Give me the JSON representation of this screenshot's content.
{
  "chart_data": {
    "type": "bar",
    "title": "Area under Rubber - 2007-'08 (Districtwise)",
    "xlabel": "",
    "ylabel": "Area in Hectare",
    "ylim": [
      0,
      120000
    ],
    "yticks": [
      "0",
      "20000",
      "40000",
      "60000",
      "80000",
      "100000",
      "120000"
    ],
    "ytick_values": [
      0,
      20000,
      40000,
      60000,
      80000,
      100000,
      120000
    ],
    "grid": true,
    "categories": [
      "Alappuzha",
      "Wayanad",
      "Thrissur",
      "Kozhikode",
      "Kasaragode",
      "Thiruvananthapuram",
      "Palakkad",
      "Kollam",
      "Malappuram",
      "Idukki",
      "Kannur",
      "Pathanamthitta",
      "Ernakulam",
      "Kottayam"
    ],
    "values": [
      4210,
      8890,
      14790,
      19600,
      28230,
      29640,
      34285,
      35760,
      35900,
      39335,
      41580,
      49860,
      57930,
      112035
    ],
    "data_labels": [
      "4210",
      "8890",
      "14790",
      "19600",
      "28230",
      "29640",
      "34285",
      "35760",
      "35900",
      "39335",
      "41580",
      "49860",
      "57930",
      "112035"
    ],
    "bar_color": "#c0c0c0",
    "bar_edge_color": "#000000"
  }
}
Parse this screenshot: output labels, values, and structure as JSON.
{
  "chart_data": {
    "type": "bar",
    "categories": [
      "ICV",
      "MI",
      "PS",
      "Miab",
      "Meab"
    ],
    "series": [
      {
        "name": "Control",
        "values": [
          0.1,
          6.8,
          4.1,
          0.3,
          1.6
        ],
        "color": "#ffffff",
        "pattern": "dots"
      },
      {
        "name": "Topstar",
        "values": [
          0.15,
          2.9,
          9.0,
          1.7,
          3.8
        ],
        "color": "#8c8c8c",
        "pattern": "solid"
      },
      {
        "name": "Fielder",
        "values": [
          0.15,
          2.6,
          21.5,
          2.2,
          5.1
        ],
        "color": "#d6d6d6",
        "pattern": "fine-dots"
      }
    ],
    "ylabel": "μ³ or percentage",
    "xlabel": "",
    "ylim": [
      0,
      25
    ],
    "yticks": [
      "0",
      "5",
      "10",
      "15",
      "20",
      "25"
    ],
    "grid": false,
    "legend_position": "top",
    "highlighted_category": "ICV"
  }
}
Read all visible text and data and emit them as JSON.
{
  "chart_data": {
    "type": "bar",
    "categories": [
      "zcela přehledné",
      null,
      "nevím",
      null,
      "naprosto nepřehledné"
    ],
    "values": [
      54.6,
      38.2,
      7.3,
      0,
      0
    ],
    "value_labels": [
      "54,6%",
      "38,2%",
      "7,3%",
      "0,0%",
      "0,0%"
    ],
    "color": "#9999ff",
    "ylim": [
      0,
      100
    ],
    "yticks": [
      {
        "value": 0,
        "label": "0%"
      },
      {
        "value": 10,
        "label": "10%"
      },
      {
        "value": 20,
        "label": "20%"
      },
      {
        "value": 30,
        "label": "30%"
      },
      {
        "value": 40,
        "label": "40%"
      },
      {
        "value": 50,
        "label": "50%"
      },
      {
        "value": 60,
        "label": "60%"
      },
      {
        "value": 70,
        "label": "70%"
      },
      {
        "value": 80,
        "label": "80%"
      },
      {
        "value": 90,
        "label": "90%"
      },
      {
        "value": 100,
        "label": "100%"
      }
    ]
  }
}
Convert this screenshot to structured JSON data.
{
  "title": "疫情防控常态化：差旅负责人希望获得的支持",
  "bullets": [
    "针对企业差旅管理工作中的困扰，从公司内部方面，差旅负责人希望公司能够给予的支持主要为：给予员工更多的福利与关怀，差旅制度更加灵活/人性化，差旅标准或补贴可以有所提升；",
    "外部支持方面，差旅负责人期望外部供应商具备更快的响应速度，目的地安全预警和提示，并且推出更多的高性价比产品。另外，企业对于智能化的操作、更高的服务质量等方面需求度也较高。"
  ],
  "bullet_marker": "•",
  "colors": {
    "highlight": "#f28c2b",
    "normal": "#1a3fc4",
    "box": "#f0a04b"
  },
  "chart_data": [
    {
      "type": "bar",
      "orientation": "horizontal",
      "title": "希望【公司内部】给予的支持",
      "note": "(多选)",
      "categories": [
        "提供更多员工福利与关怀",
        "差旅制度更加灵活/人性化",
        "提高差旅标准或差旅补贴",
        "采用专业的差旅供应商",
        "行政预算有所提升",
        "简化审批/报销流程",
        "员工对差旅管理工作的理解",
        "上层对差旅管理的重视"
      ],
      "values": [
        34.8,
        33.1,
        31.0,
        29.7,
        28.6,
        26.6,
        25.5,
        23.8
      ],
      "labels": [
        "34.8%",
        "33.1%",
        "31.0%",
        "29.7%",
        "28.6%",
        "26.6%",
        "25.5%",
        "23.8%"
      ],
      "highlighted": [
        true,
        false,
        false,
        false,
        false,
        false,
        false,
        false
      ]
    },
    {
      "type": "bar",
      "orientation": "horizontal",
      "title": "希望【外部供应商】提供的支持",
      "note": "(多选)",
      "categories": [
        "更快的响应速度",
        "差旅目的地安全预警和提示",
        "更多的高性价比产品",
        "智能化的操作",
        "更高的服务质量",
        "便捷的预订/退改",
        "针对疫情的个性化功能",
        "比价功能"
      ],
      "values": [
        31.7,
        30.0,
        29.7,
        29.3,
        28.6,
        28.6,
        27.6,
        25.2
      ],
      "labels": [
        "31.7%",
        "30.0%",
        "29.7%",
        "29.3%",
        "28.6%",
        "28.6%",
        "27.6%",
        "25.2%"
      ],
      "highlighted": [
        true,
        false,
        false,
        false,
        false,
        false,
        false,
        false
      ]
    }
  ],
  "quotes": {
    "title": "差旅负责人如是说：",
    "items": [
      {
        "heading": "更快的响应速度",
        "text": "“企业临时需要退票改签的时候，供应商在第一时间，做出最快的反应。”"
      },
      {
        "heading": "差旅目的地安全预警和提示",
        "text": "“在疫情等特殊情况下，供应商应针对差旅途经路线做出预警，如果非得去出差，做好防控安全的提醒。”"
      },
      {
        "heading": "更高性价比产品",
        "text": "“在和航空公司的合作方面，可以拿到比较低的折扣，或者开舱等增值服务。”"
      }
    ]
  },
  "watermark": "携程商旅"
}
◆ ◆ ◆ ◆
▸ INSTRUCTIONS FOR THE TASK
Which lines contain the word "heading"? Return each of them.

▸ FULL ANSWER
        "heading": "更快的响应速度",
        "heading": "差旅目的地安全预警和提示",
        "heading": "更高性价比产品",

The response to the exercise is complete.